» Instruction
Search the records below for the word "RETURN" and show every line where it occurs.
'''
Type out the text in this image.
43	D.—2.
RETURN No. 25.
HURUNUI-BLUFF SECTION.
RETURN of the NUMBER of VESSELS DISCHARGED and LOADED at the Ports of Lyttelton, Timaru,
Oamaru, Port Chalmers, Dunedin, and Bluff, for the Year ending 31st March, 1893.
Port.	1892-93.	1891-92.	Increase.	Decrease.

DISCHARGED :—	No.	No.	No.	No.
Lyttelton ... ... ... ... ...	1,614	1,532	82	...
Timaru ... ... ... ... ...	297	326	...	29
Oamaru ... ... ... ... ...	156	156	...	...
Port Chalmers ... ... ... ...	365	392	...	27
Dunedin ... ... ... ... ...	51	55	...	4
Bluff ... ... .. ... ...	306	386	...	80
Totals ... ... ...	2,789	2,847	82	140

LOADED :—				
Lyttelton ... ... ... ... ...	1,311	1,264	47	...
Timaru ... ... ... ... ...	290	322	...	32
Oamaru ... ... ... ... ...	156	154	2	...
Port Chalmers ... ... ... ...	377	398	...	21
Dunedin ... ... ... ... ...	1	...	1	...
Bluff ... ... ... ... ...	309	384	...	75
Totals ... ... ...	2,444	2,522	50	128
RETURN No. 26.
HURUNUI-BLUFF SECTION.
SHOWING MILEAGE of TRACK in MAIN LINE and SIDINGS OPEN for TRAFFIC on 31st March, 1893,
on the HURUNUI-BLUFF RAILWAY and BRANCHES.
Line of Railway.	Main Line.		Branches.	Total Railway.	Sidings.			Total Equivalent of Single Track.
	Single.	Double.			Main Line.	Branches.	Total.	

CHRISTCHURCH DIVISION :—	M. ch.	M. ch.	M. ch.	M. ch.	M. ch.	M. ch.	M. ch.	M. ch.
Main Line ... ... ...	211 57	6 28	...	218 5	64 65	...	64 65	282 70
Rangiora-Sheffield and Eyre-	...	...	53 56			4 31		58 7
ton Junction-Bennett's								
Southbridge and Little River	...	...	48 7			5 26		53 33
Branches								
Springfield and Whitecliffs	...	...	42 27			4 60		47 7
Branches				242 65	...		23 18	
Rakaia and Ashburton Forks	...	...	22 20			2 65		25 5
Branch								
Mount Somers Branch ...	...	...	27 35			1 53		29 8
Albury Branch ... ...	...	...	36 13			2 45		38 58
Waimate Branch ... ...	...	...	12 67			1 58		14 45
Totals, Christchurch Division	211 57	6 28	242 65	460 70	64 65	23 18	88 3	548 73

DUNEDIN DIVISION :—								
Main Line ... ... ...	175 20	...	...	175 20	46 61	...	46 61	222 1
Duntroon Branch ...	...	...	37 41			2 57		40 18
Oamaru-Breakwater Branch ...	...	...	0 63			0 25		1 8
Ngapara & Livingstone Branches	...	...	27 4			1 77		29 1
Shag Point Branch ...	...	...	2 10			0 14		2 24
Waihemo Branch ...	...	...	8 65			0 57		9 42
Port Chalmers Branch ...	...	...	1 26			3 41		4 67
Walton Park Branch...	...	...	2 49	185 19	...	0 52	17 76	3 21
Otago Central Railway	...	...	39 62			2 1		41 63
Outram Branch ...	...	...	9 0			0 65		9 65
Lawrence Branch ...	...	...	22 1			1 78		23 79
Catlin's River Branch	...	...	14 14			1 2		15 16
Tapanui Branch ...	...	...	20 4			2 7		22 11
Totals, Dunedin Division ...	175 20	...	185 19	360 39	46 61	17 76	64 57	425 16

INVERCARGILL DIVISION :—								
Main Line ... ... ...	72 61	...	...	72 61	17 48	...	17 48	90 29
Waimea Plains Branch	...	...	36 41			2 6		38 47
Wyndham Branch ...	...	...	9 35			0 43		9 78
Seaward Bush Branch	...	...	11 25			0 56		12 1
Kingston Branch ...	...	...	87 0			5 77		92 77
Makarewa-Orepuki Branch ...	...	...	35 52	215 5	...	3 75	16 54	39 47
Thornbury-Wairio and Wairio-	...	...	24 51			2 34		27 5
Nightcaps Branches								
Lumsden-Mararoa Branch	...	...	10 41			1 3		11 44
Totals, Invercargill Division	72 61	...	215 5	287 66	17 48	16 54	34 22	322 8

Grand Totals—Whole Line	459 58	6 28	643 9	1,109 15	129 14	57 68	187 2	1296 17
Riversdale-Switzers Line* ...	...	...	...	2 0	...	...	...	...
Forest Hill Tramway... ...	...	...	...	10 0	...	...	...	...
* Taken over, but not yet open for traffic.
'''
» Full output
RETURN No. 25.
RETURN of the NUMBER of VESSELS DISCHARGED and LOADED at the Ports of Lyttelton, Timaru,
RETURN No. 26.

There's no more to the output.